→ **Selected excerpt**:
***

Saiti and Noordin (2018) reported that Malaysian-based investors diversified their investments in the world’s ten largest South Asian countries and developed countries, such as China, Japan, Hong Kong, India, UK, USA, Canada, France, Germany, and Switzerland, based conventional and Islamic stock markets and they obtained better returns from their combined portfolios between the Islamic and conventional stock indices. Moreover, this study identifies the risk averters and chasers’ frontiers. Hence, Islamic stock indices deal with risk averters and conventional stock indices favor tail risk frontiers. In their recent study, Ying et al. (2020) supported the findings that are in line with the previous study of Baker et al. (2012). They stated that investors show a low demand for the safe-haven products during a high sentiment period, while investors look forward to quality during a low sentiment-holding period. Khalfaoui et al. (2015) analyzed hedging and volatility spillovers between the oil and stock markets of G7 countries. They used the mean and volatility spillovers of oil and stock market prices over various time horizons by using the wavelet-based MGARCH approach. Their results show strong evidence of significant volatility spillovers between oil and stock markets, as well as time-varying correlations for various market pairs. Mensi et al. (2017a) examined risk spillover between developed and emerging countries’ stock markets. They found significant and time-varying volatility spillovers between oil and stock markets. Moreover, Bouri et al. (2018) investigated the volatility spillover between developed and commodity markets. They used the Bayesian graphical vector autoregressive model. They found that predictability depends on global and regional VIXs. Furthermore, Bouri et al. (2020) explored the role of business cycle proxies, measured by the output gap at the global, regional, and local levels as a potential predictor of stock market volatility in BRICS countries. They found that the emerging BRICS countries exhibit a rather heterogeneous pattern when it comes to the relative role of idiosyncratic factors. In 2022, Sifat et al. (2022) studied the interbank liquidity risk transmission to BRICS in crisis periods. Their results show weak associations between the interbank credit market and US monetary policy and market conditions.
In sum, a few limited empirical studies, to the best of our knowledge, have investigated the frequency–time domain properties among traditional and Islamic stock markets in emerging and developed countries along with the establishment of a link to investors’ sentiment and psychology. The current study fills these gaps by employing a multi-scale-based wavelet approach.

***

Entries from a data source
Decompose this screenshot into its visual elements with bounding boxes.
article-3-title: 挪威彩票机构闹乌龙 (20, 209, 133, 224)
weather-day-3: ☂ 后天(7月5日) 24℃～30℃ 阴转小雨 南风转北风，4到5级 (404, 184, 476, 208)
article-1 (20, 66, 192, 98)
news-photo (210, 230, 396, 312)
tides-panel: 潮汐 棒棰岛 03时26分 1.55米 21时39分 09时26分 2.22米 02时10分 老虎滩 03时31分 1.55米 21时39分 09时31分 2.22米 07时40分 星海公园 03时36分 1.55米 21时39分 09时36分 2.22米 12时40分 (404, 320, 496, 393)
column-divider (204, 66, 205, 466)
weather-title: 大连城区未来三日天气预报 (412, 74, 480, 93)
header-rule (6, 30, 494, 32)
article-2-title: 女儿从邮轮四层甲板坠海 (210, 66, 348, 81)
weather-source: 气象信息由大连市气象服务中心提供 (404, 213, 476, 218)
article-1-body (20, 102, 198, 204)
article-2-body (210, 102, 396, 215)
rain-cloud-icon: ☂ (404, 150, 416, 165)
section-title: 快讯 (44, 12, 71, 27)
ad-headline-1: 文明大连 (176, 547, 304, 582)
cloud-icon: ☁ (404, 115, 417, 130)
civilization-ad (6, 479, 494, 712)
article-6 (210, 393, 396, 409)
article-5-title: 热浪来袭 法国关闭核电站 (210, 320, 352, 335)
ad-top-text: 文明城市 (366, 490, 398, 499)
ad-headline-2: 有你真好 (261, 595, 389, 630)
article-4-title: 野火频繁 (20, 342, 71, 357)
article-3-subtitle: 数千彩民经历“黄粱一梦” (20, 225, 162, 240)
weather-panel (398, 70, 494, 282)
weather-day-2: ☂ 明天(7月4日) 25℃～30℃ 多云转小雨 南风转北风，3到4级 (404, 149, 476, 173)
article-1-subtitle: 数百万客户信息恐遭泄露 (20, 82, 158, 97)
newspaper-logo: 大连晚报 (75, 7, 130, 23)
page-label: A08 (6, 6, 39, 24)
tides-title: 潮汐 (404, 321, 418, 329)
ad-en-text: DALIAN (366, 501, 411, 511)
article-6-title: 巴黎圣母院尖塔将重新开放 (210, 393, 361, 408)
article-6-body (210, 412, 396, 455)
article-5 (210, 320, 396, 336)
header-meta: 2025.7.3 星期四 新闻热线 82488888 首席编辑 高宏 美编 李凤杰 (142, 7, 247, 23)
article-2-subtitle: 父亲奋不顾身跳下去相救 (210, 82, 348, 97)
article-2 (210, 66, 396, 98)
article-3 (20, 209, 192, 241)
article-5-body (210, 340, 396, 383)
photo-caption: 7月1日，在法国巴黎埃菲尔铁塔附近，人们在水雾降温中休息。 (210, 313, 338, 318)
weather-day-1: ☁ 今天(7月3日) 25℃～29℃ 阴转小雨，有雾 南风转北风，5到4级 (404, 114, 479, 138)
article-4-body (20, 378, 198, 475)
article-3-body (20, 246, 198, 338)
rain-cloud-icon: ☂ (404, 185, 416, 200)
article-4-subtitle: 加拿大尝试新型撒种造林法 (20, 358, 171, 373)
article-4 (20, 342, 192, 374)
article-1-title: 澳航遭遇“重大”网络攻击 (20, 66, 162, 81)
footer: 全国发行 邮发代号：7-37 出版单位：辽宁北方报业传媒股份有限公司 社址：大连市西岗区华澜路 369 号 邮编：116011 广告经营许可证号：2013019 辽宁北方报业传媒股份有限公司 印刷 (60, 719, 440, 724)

***

→ **Task brief**:
Reproduce word for word the stretch of the stock market literature review from "In sum, a few" through "multi-scale-based wavelet approach.".

→ **Completed exercise**:
In sum, a few limited empirical studies, to the best of our knowledge, have investigated the frequency–time domain properties among traditional and Islamic stock markets in emerging and developed countries along with the establishment of a link to investors’ sentiment and psychology. The current study fills these gaps by employing a multi-scale-based wavelet approach.